Written instruction -
Copy each line of the material below that includes the string "Schatsekou".

Dataset records
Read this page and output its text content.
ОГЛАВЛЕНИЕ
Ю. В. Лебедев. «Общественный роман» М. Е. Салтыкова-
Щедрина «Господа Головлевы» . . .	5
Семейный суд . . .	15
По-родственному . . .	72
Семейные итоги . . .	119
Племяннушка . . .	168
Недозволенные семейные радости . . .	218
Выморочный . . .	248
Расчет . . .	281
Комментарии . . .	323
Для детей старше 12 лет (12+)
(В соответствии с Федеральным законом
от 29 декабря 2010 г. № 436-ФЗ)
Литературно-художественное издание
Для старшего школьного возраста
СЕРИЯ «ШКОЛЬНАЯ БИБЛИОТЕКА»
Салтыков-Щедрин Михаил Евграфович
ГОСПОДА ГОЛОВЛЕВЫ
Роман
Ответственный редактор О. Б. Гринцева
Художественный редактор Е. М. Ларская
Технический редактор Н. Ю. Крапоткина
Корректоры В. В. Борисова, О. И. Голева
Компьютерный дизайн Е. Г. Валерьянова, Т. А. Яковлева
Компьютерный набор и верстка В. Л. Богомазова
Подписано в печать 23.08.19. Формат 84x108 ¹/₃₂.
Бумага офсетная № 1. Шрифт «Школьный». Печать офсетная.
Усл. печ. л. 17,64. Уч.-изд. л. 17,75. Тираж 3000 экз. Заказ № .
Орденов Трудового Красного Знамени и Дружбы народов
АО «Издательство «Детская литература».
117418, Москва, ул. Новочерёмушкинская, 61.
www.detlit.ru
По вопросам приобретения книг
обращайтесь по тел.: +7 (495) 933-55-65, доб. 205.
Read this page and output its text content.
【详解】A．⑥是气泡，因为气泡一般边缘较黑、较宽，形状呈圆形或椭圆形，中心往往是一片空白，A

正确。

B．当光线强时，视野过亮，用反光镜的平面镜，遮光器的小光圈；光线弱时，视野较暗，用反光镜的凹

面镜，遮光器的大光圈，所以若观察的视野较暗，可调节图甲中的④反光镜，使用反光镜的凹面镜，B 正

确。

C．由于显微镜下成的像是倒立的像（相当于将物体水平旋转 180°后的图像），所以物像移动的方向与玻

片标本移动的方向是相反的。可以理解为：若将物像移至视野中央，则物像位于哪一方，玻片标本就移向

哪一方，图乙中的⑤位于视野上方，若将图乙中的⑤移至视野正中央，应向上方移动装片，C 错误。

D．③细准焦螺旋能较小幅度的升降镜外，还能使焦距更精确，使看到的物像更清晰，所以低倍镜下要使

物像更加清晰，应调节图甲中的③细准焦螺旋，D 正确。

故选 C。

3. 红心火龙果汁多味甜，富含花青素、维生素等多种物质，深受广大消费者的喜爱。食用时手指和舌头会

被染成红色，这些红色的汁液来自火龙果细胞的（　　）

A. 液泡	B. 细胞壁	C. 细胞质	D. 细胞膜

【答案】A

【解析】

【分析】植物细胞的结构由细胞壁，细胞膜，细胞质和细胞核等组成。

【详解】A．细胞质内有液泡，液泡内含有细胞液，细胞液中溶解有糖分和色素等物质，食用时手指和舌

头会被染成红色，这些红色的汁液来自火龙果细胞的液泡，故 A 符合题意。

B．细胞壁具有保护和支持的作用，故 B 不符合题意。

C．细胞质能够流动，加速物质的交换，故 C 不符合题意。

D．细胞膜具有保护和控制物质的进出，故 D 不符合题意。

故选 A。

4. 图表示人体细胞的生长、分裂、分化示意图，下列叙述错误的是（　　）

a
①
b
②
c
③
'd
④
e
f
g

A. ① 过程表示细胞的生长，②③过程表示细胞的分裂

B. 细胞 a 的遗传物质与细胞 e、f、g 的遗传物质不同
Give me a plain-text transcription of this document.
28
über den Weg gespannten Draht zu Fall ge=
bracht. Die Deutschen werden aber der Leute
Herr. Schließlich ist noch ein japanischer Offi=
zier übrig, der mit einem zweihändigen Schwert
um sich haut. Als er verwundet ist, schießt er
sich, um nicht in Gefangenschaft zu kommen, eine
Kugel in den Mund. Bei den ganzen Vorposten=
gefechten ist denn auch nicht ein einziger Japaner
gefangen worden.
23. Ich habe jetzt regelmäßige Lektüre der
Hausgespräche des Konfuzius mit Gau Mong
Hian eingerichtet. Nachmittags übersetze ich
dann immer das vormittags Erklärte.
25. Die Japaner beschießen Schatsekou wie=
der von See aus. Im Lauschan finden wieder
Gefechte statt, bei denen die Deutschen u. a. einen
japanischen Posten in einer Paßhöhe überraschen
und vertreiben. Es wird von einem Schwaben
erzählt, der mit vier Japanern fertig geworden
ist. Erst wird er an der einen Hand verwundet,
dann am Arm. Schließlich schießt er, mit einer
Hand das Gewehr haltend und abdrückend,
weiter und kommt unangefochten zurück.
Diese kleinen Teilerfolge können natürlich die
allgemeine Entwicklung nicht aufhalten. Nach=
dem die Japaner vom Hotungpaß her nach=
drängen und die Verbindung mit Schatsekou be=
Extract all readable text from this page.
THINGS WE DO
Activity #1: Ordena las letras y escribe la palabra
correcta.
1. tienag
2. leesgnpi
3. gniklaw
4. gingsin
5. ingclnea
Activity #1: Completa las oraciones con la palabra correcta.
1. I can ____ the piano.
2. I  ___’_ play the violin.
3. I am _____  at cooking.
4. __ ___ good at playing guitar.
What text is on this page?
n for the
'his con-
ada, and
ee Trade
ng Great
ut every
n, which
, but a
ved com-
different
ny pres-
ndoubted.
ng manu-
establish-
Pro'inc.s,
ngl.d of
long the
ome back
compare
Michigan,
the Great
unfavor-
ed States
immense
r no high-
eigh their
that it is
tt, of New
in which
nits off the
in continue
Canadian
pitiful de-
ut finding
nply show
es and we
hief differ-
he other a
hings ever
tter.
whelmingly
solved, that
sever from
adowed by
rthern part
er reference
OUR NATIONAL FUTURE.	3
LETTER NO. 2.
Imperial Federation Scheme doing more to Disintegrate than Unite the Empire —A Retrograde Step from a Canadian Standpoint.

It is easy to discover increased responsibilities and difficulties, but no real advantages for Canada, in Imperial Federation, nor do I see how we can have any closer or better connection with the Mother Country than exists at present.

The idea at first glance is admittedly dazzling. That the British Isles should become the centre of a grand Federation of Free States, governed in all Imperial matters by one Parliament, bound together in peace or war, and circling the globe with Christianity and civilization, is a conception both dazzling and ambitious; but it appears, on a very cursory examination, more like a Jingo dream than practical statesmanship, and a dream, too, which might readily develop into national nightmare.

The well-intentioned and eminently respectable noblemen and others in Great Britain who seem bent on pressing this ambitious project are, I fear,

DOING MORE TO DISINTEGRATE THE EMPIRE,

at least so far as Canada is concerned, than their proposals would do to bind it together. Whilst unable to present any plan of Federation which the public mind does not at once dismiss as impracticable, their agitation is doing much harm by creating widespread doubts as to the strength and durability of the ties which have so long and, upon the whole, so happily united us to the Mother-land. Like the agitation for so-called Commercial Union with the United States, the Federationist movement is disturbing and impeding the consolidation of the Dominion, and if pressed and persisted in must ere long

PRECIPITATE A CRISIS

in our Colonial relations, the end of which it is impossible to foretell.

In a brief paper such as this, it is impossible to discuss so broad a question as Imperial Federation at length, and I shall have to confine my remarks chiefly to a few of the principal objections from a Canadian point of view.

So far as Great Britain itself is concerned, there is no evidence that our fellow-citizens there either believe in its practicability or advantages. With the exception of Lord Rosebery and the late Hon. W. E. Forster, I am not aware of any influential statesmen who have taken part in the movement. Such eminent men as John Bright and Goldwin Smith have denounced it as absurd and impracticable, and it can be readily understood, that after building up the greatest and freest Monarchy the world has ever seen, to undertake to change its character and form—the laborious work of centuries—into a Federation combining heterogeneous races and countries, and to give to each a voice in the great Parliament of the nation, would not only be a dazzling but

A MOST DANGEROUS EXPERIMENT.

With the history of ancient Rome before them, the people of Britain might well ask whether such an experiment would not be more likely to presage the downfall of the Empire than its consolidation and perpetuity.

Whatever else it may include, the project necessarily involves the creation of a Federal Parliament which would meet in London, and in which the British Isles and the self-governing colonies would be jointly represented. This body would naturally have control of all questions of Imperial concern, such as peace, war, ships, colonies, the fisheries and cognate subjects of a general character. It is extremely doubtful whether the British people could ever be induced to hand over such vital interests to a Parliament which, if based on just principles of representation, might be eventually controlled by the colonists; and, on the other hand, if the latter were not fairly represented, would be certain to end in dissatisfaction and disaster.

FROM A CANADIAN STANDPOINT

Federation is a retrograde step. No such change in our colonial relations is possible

Written response -
25. Die Japaner beschießen Schatsekou wie=
drängen und die Verbindung mit Schatsekou be=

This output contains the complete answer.